[Stored data entries]
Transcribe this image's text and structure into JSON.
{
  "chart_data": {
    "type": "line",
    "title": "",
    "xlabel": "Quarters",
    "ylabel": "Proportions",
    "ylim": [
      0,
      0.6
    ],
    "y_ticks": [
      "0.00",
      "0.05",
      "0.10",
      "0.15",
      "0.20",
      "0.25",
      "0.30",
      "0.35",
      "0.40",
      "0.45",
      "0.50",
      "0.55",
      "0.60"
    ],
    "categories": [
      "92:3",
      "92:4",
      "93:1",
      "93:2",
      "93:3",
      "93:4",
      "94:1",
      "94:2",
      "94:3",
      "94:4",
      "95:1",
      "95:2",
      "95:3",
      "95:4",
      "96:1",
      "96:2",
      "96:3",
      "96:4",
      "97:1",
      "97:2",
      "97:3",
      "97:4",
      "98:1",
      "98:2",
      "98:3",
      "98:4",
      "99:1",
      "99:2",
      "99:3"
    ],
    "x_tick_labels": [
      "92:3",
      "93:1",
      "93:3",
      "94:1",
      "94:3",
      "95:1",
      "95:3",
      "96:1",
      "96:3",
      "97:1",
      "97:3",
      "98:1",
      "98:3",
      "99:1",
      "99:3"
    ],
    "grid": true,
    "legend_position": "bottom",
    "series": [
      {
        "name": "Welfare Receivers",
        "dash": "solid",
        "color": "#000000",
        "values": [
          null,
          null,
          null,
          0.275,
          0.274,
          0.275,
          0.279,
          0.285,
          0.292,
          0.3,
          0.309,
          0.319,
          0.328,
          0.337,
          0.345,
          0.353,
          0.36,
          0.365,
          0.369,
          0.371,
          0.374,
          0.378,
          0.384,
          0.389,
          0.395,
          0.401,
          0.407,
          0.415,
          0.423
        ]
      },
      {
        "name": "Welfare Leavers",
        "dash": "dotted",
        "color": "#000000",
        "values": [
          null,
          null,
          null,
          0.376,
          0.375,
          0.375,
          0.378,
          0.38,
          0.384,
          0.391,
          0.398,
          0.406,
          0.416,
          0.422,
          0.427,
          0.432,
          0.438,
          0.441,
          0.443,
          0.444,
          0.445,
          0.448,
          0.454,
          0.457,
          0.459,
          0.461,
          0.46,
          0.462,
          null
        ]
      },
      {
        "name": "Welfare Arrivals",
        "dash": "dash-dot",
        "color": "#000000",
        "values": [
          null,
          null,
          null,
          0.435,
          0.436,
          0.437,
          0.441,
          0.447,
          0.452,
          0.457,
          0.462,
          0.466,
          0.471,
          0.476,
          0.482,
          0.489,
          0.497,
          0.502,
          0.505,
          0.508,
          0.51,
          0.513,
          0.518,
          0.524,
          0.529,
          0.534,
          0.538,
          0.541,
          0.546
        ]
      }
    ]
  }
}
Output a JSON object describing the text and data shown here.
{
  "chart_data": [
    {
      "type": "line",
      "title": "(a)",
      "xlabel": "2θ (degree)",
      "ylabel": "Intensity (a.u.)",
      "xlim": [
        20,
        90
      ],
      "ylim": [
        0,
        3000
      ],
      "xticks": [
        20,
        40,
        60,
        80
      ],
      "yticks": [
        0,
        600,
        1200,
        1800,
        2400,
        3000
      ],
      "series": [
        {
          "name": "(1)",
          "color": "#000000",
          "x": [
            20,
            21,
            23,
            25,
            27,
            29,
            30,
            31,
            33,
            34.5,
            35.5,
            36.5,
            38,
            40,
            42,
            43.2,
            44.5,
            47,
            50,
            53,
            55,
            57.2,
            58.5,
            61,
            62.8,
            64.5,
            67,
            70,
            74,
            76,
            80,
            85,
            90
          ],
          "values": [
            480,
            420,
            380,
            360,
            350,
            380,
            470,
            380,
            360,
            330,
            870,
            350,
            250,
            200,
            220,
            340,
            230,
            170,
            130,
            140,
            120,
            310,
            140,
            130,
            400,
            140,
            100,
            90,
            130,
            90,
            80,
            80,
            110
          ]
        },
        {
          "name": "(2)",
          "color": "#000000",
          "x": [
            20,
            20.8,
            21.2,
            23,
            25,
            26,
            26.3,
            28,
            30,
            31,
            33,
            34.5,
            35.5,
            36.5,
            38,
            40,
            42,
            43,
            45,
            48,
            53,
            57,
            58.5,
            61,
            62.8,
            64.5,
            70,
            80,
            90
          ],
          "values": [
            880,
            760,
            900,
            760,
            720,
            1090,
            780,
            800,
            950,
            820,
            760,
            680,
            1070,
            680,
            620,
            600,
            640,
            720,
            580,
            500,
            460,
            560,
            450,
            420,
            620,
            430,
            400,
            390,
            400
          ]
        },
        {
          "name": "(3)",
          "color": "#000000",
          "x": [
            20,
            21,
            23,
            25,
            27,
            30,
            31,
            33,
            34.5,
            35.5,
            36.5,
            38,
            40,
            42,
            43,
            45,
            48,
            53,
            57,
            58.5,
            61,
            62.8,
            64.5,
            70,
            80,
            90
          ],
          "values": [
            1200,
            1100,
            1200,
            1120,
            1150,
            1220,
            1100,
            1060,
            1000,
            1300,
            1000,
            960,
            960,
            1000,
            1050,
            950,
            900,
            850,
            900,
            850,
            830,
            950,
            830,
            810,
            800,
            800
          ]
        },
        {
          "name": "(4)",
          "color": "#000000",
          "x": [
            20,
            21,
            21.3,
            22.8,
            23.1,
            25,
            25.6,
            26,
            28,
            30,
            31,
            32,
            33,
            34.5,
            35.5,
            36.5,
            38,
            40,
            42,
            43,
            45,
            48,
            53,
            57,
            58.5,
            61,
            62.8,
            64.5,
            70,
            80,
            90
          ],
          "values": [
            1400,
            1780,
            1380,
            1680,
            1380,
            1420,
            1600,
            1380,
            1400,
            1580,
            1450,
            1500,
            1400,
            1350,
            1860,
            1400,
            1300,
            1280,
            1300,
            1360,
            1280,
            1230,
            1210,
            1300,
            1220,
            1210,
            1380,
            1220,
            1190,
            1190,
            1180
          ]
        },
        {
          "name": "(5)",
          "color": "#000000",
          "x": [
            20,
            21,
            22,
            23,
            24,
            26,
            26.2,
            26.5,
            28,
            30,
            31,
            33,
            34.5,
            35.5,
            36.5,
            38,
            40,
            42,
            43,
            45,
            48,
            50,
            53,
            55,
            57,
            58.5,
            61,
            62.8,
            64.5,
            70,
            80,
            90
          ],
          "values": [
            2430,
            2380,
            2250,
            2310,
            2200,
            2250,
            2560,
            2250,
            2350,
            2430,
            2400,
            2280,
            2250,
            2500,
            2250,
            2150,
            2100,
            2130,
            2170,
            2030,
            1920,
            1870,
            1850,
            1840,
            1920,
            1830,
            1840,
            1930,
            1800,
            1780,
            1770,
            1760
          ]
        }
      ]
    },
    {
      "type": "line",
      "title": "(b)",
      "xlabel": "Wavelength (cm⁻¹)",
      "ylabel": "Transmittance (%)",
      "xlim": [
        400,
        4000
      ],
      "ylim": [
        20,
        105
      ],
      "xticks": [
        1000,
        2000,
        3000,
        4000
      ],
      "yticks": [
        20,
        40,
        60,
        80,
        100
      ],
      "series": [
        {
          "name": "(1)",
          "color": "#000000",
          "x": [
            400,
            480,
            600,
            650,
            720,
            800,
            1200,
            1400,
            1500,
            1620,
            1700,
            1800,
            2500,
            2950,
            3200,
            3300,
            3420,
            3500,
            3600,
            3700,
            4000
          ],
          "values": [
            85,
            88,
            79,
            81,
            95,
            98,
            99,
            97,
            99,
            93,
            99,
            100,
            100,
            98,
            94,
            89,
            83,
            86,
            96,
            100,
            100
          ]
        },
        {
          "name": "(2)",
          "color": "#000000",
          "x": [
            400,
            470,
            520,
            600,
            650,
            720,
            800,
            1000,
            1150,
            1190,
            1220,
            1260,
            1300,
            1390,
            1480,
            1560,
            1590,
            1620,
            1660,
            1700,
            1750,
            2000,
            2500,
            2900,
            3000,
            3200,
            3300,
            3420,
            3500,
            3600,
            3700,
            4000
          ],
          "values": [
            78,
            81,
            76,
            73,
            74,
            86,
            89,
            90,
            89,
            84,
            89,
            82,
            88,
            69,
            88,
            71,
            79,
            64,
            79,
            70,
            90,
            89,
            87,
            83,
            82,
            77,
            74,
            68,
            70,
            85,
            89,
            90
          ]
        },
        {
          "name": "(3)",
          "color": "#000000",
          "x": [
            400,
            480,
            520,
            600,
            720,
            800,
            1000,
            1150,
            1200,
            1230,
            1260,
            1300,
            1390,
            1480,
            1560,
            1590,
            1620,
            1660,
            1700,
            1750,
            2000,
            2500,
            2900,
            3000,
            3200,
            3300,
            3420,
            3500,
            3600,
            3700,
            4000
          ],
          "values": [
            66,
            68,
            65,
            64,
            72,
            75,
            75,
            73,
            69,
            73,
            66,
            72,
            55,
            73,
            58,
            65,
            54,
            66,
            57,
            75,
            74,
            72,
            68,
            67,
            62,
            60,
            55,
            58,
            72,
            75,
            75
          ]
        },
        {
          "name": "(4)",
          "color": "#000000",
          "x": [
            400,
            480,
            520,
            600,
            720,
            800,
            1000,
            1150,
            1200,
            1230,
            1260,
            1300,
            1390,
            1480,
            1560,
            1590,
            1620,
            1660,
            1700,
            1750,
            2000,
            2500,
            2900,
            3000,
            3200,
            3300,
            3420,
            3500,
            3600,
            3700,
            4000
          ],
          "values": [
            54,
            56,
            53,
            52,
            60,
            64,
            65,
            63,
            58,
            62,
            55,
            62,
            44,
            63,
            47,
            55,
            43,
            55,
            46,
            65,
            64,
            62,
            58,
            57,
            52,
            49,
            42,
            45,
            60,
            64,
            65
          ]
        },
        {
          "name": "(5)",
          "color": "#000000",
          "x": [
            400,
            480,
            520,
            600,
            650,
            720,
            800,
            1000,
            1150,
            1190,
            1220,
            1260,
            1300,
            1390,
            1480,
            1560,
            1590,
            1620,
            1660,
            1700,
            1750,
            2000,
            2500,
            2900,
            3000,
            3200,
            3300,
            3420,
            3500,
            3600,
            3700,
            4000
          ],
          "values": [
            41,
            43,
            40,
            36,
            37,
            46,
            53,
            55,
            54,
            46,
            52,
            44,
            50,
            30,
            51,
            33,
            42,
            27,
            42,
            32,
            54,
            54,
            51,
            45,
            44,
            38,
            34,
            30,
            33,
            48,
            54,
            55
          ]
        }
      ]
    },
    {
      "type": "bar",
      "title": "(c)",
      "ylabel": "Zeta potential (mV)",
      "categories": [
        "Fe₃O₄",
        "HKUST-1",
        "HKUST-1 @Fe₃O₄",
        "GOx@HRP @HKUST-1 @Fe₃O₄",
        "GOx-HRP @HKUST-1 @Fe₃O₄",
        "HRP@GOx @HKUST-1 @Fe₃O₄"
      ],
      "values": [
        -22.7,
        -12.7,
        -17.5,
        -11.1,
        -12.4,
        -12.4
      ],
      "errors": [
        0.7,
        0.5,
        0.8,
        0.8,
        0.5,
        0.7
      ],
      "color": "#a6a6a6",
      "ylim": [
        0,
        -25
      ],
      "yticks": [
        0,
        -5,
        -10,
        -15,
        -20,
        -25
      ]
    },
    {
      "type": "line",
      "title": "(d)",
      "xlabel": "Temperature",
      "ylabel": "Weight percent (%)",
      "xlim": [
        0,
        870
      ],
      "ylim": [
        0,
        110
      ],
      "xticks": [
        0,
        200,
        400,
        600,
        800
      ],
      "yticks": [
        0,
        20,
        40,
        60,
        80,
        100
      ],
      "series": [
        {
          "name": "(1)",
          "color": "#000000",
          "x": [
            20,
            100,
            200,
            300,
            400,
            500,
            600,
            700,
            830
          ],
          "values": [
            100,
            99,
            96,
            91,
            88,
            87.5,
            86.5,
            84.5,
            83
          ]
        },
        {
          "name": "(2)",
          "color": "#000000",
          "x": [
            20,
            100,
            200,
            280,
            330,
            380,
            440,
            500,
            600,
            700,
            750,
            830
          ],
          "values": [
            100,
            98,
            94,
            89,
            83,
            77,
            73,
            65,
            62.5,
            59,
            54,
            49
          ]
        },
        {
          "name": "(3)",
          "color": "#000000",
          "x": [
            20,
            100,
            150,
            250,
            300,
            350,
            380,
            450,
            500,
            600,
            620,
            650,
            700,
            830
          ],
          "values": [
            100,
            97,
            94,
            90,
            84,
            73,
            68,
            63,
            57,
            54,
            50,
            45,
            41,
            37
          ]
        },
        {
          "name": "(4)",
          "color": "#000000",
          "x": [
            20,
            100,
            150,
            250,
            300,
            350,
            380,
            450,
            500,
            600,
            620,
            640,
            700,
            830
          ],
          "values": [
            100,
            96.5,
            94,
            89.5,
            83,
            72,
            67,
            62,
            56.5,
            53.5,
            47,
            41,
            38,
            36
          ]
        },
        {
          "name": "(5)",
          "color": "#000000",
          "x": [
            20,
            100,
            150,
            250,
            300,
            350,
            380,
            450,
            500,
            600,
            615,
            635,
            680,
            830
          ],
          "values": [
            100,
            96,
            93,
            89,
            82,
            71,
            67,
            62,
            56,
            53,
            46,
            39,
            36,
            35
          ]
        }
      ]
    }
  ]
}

=== WHAT IS REQUIRED ===
Find every line above that contains the word "Fe₃O₄", and return each one.

=== EXERCISE RESPONSE ===
        "Fe₃O₄",
        "HKUST-1 @Fe₃O₄",
        "GOx@HRP @HKUST-1 @Fe₃O₄",
        "GOx-HRP @HKUST-1 @Fe₃O₄",
        "HRP@GOx @HKUST-1 @Fe₃O₄"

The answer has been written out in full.